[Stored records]
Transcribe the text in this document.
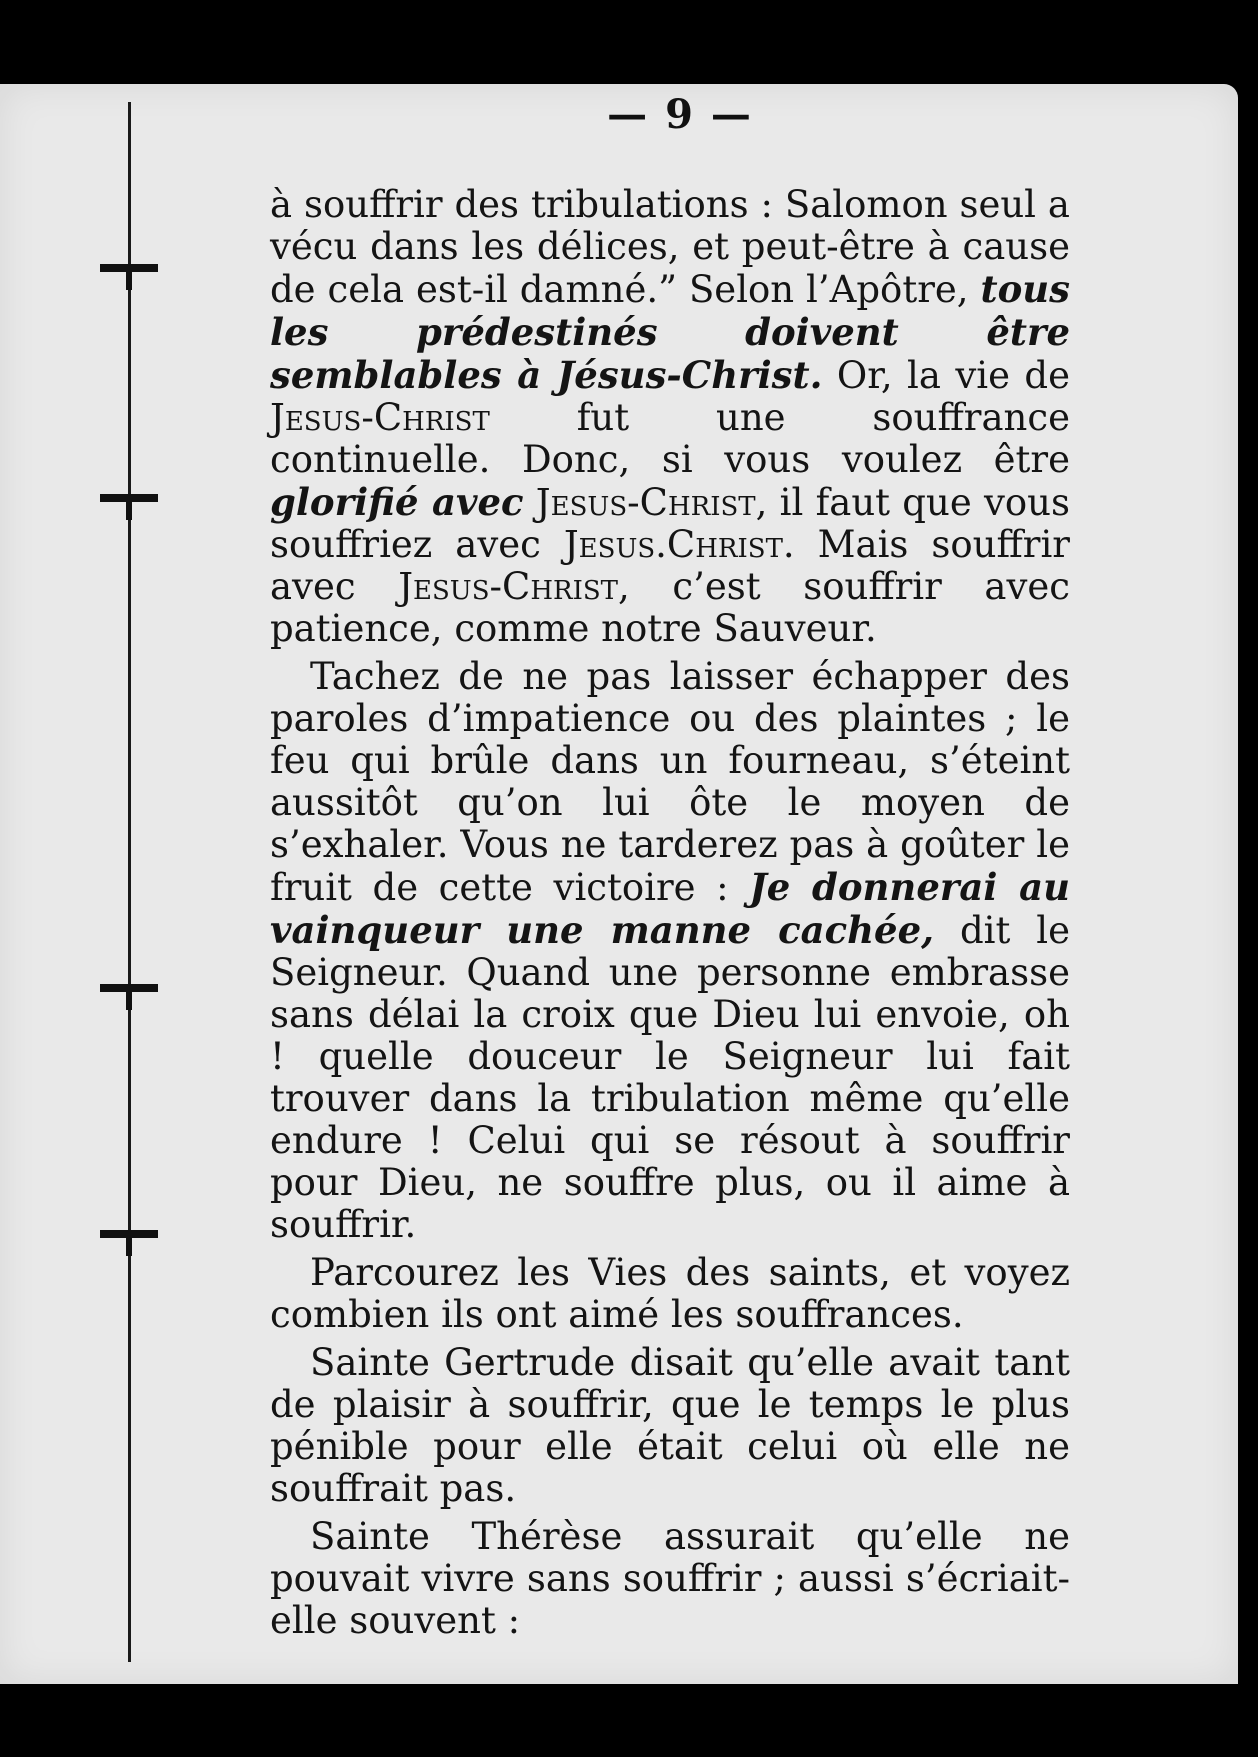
— 9 —

à souffrir des tribulations : Salomon seul a vécu dans les délices, et peut-être à cause de cela est-il damné.” Selon l’Apôtre, tous les prédestinés doivent être semblables à Jésus-Christ. Or, la vie de Jesus-Christ fut une souffrance continuelle. Donc, si vous voulez être glorifié avec Jesus-Christ, il faut que vous souffriez avec Jesus.Christ. Mais souffrir avec Jesus-Christ, c’est souffrir avec patience, comme notre Sauveur.

Tachez de ne pas laisser échapper des paroles d’impatience ou des plaintes ; le feu qui brûle dans un fourneau, s’éteint aussitôt qu’on lui ôte le moyen de s’exhaler. Vous ne tarderez pas à goûter le fruit de cette victoire : Je donnerai au vainqueur une manne cachée, dit le Seigneur. Quand une personne embrasse sans délai la croix que Dieu lui envoie, oh ! quelle douceur le Seigneur lui fait trouver dans la tribulation même qu’elle endure ! Celui qui se résout à souffrir pour Dieu, ne souffre plus, ou il aime à souffrir.

Parcourez les Vies des saints, et voyez combien ils ont aimé les souffrances.

Sainte Gertrude disait qu’elle avait tant de plaisir à souffrir, que le temps le plus pénible pour elle était celui où elle ne souffrait pas.

Sainte Thérèse assurait qu’elle ne pouvait vivre sans souffrir ; aussi s’écriait-elle souvent :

**Given exercise:**
For the records above, state how many lines include the string "Sainte", giving the number and nothing else.

**Result of the exercise:**
2